▸ **Collection entries**
>>

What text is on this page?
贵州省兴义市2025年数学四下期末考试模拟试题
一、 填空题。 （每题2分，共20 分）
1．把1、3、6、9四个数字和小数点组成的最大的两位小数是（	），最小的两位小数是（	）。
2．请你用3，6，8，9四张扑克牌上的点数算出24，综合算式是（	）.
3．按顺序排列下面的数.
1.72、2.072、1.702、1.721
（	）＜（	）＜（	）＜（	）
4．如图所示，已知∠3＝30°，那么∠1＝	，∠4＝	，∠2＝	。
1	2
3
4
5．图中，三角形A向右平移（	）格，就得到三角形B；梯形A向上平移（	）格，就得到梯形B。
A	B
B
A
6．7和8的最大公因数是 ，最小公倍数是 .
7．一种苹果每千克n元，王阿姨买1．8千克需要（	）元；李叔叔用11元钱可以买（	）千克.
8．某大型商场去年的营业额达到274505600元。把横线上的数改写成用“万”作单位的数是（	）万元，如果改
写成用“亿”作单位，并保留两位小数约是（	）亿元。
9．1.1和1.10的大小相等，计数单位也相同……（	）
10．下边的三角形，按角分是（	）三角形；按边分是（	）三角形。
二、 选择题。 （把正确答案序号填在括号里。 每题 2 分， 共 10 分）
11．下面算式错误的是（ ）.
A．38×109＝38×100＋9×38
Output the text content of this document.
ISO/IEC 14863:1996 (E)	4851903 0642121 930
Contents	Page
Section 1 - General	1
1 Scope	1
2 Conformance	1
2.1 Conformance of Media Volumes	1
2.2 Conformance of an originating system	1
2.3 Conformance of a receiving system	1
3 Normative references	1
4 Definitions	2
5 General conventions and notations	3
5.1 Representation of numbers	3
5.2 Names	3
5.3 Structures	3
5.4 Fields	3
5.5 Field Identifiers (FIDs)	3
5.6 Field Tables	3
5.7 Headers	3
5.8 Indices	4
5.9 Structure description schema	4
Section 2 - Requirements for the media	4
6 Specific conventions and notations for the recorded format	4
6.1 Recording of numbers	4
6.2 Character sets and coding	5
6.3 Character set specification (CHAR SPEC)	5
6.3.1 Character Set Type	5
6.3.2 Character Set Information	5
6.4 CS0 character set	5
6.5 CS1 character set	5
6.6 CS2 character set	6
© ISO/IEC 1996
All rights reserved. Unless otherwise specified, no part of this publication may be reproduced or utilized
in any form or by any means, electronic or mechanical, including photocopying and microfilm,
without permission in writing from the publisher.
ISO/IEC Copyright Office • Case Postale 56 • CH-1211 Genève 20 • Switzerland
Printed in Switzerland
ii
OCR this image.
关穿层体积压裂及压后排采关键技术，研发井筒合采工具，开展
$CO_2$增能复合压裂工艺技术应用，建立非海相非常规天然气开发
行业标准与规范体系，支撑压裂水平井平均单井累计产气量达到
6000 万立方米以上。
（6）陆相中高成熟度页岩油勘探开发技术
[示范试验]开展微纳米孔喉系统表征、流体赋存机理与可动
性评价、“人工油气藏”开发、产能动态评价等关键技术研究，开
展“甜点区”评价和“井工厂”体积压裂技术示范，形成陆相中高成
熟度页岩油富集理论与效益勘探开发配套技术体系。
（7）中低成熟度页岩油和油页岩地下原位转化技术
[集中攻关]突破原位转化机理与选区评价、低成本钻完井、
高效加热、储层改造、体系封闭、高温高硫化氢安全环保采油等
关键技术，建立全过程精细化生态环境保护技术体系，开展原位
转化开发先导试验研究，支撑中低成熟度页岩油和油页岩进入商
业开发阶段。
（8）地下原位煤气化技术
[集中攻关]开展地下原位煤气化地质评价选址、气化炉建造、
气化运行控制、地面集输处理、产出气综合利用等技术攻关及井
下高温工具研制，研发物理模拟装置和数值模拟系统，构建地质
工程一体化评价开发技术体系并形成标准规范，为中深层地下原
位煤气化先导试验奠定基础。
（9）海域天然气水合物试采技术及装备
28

<<

Quote the material exactly, leaving nothing out.

▸ **SOLUTION BELOW**
What text is on this page?
贵州省兴义市2025年数学四下期末考试模拟试题
一、 填空题。 （每题2分，共20 分）
1．把1、3、6、9四个数字和小数点组成的最大的两位小数是（	），最小的两位小数是（	）。
2．请你用3，6，8，9四张扑克牌上的点数算出24，综合算式是（	）.
3．按顺序排列下面的数.
1.72、2.072、1.702、1.721
（	）＜（	）＜（	）＜（	）
4．如图所示，已知∠3＝30°，那么∠1＝	，∠4＝	，∠2＝	。
1	2
3
4
5．图中，三角形A向右平移（	）格，就得到三角形B；梯形A向上平移（	）格，就得到梯形B。
A	B
B
A
6．7和8的最大公因数是 ，最小公倍数是 .
7．一种苹果每千克n元，王阿姨买1．8千克需要（	）元；李叔叔用11元钱可以买（	）千克.
8．某大型商场去年的营业额达到274505600元。把横线上的数改写成用“万”作单位的数是（	）万元，如果改
写成用“亿”作单位，并保留两位小数约是（	）亿元。
9．1.1和1.10的大小相等，计数单位也相同……（	）
10．下边的三角形，按角分是（	）三角形；按边分是（	）三角形。
二、 选择题。 （把正确答案序号填在括号里。 每题 2 分， 共 10 分）
11．下面算式错误的是（ ）.
A．38×109＝38×100＋9×38
Output the text content of this document.
ISO/IEC 14863:1996 (E)	4851903 0642121 930
Contents	Page
Section 1 - General	1
1 Scope	1
2 Conformance	1
2.1 Conformance of Media Volumes	1
2.2 Conformance of an originating system	1
2.3 Conformance of a receiving system	1
3 Normative references	1
4 Definitions	2
5 General conventions and notations	3
5.1 Representation of numbers	3
5.2 Names	3
5.3 Structures	3
5.4 Fields	3
5.5 Field Identifiers (FIDs)	3
5.6 Field Tables	3
5.7 Headers	3
5.8 Indices	4
5.9 Structure description schema	4
Section 2 - Requirements for the media	4
6 Specific conventions and notations for the recorded format	4
6.1 Recording of numbers	4
6.2 Character sets and coding	5
6.3 Character set specification (CHAR SPEC)	5
6.3.1 Character Set Type	5
6.3.2 Character Set Information	5
6.4 CS0 character set	5
6.5 CS1 character set	5
6.6 CS2 character set	6
© ISO/IEC 1996
All rights reserved. Unless otherwise specified, no part of this publication may be reproduced or utilized
in any form or by any means, electronic or mechanical, including photocopying and microfilm,
without permission in writing from the publisher.
ISO/IEC Copyright Office • Case Postale 56 • CH-1211 Genève 20 • Switzerland
Printed in Switzerland
ii
OCR this image.
关穿层体积压裂及压后排采关键技术，研发井筒合采工具，开展
$CO_2$增能复合压裂工艺技术应用，建立非海相非常规天然气开发
行业标准与规范体系，支撑压裂水平井平均单井累计产气量达到
6000 万立方米以上。
（6）陆相中高成熟度页岩油勘探开发技术
[示范试验]开展微纳米孔喉系统表征、流体赋存机理与可动
性评价、“人工油气藏”开发、产能动态评价等关键技术研究，开
展“甜点区”评价和“井工厂”体积压裂技术示范，形成陆相中高成
熟度页岩油富集理论与效益勘探开发配套技术体系。
（7）中低成熟度页岩油和油页岩地下原位转化技术
[集中攻关]突破原位转化机理与选区评价、低成本钻完井、
高效加热、储层改造、体系封闭、高温高硫化氢安全环保采油等
关键技术，建立全过程精细化生态环境保护技术体系，开展原位
转化开发先导试验研究，支撑中低成熟度页岩油和油页岩进入商
业开发阶段。
（8）地下原位煤气化技术
[集中攻关]开展地下原位煤气化地质评价选址、气化炉建造、
气化运行控制、地面集输处理、产出气综合利用等技术攻关及井
下高温工具研制，研发物理模拟装置和数值模拟系统，构建地质
工程一体化评价开发技术体系并形成标准规范，为中深层地下原
位煤气化先导试验奠定基础。
（9）海域天然气水合物试采技术及装备
28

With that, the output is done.